=== DATA EXCERPTS ===

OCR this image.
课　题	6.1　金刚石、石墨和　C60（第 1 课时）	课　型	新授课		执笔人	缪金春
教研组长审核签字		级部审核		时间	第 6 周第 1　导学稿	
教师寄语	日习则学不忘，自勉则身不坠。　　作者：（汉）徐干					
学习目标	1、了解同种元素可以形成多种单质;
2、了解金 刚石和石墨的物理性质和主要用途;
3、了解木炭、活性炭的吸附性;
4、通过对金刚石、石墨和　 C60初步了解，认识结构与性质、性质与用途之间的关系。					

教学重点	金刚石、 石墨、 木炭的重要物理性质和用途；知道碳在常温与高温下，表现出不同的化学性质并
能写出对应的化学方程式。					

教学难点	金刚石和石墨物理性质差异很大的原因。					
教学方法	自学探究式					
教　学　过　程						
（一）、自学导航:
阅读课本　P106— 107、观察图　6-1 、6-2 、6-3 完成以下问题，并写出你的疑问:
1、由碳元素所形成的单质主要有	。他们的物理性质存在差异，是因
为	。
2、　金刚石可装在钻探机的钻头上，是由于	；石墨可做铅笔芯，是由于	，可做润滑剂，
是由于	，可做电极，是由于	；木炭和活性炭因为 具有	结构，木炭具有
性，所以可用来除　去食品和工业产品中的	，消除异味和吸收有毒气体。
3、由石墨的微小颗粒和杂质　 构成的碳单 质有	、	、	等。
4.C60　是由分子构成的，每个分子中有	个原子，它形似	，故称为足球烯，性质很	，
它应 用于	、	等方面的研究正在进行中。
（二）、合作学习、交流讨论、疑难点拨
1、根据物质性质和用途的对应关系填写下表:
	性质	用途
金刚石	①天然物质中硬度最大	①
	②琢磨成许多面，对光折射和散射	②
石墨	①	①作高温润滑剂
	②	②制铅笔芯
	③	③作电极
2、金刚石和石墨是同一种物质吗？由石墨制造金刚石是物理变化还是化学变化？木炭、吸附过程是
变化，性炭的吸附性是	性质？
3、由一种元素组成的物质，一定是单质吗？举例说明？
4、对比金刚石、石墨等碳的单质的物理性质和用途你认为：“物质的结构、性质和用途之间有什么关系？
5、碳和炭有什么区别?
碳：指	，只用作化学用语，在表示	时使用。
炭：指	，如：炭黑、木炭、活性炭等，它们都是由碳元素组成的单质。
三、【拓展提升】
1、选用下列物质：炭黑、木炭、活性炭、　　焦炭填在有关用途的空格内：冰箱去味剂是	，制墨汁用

===

**GOAL**
Output an exact copy of each record.

**EXERCISE ANSWER**
OCR this image.
课　题	6.1　金刚石、石墨和　C60（第 1 课时）	课　型	新授课		执笔人	缪金春
教研组长审核签字		级部审核		时间	第 6 周第 1　导学稿	
教师寄语	日习则学不忘，自勉则身不坠。　　作者：（汉）徐干					
学习目标	1、了解同种元素可以形成多种单质;
2、了解金 刚石和石墨的物理性质和主要用途;
3、了解木炭、活性炭的吸附性;
4、通过对金刚石、石墨和　 C60初步了解，认识结构与性质、性质与用途之间的关系。					

教学重点	金刚石、 石墨、 木炭的重要物理性质和用途；知道碳在常温与高温下，表现出不同的化学性质并
能写出对应的化学方程式。					

教学难点	金刚石和石墨物理性质差异很大的原因。					
教学方法	自学探究式					
教　学　过　程						
（一）、自学导航:
阅读课本　P106— 107、观察图　6-1 、6-2 、6-3 完成以下问题，并写出你的疑问:
1、由碳元素所形成的单质主要有	。他们的物理性质存在差异，是因
为	。
2、　金刚石可装在钻探机的钻头上，是由于	；石墨可做铅笔芯，是由于	，可做润滑剂，
是由于	，可做电极，是由于	；木炭和活性炭因为 具有	结构，木炭具有
性，所以可用来除　去食品和工业产品中的	，消除异味和吸收有毒气体。
3、由石墨的微小颗粒和杂质　 构成的碳单 质有	、	、	等。
4.C60　是由分子构成的，每个分子中有	个原子，它形似	，故称为足球烯，性质很	，
它应 用于	、	等方面的研究正在进行中。
（二）、合作学习、交流讨论、疑难点拨
1、根据物质性质和用途的对应关系填写下表:
	性质	用途
金刚石	①天然物质中硬度最大	①
	②琢磨成许多面，对光折射和散射	②
石墨	①	①作高温润滑剂
	②	②制铅笔芯
	③	③作电极
2、金刚石和石墨是同一种物质吗？由石墨制造金刚石是物理变化还是化学变化？木炭、吸附过程是
变化，性炭的吸附性是	性质？
3、由一种元素组成的物质，一定是单质吗？举例说明？
4、对比金刚石、石墨等碳的单质的物理性质和用途你认为：“物质的结构、性质和用途之间有什么关系？
5、碳和炭有什么区别?
碳：指	，只用作化学用语，在表示	时使用。
炭：指	，如：炭黑、木炭、活性炭等，它们都是由碳元素组成的单质。
三、【拓展提升】
1、选用下列物质：炭黑、木炭、活性炭、　　焦炭填在有关用途的空格内：冰箱去味剂是	，制墨汁用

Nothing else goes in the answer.